EXERCISE GOAL: Copy every line of the records below that holds the word "Series".

#####

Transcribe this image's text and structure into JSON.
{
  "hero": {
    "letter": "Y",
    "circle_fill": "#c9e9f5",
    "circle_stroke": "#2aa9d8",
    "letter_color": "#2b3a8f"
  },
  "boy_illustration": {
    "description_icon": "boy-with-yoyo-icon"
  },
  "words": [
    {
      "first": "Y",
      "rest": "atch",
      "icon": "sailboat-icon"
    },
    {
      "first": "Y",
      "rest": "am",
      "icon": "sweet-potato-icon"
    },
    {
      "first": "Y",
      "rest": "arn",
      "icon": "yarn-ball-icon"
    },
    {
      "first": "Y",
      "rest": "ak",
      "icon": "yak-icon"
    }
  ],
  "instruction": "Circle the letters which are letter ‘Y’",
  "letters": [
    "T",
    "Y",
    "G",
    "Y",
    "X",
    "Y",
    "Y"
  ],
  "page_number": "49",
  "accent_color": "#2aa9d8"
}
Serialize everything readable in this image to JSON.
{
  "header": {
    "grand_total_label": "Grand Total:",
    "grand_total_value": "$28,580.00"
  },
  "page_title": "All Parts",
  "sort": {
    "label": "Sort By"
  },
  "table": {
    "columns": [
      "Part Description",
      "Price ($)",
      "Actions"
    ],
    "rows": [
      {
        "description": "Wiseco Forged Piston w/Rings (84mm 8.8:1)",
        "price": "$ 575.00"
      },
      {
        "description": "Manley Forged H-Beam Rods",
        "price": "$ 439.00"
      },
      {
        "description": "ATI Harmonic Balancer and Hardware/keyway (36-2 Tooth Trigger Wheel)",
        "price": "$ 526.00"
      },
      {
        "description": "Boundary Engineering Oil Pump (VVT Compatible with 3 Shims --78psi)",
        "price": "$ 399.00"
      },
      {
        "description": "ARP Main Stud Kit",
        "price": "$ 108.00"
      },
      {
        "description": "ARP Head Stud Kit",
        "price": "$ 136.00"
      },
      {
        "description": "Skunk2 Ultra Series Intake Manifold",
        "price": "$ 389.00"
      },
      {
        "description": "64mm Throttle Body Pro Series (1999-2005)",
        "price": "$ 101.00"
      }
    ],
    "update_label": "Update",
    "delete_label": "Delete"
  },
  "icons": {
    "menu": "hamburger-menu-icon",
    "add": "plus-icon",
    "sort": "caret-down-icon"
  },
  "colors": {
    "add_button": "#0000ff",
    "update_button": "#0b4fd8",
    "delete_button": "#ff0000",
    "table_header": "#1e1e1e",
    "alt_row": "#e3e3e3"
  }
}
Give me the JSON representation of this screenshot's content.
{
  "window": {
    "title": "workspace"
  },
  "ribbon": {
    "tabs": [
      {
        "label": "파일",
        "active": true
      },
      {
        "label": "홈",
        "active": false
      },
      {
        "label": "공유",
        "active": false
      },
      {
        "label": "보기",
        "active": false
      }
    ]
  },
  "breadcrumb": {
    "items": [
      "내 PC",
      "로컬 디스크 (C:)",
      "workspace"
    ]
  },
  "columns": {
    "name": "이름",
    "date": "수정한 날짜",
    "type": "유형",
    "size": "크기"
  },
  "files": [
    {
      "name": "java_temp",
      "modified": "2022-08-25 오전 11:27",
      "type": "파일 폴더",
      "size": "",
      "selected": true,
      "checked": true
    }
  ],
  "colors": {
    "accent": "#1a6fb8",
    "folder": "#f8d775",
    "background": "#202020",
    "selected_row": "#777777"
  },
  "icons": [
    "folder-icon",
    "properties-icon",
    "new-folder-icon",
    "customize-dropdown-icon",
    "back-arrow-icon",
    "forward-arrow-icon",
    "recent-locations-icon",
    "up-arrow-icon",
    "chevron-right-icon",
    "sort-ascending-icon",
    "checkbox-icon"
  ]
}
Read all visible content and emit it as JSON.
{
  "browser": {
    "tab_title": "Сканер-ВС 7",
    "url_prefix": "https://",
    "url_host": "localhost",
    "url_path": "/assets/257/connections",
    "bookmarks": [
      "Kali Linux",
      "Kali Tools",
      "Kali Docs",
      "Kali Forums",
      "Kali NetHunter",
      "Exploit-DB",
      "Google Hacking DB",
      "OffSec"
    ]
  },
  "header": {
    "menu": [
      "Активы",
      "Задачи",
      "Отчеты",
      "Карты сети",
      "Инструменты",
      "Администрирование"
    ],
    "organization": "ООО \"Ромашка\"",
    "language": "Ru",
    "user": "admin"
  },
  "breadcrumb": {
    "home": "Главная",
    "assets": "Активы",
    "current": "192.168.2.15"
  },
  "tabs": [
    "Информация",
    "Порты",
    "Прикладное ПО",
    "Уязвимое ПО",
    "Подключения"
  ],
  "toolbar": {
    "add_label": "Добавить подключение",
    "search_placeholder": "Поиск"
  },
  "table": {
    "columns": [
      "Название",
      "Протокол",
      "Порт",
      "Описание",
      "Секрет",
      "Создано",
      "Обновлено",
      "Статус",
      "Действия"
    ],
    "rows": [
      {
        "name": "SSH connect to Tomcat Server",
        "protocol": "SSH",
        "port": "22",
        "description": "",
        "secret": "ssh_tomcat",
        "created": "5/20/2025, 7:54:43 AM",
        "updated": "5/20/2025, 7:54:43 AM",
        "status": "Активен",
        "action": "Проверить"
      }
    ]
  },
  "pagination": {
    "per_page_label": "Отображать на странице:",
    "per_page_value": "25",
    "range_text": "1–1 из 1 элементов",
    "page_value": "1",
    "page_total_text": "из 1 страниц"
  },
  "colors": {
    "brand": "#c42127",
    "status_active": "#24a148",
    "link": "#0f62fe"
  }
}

#####

THE REPLY:
        "description": "Skunk2 Ultra Series Intake Manifold",
        "description": "64mm Throttle Body Pro Series (1999-2005)",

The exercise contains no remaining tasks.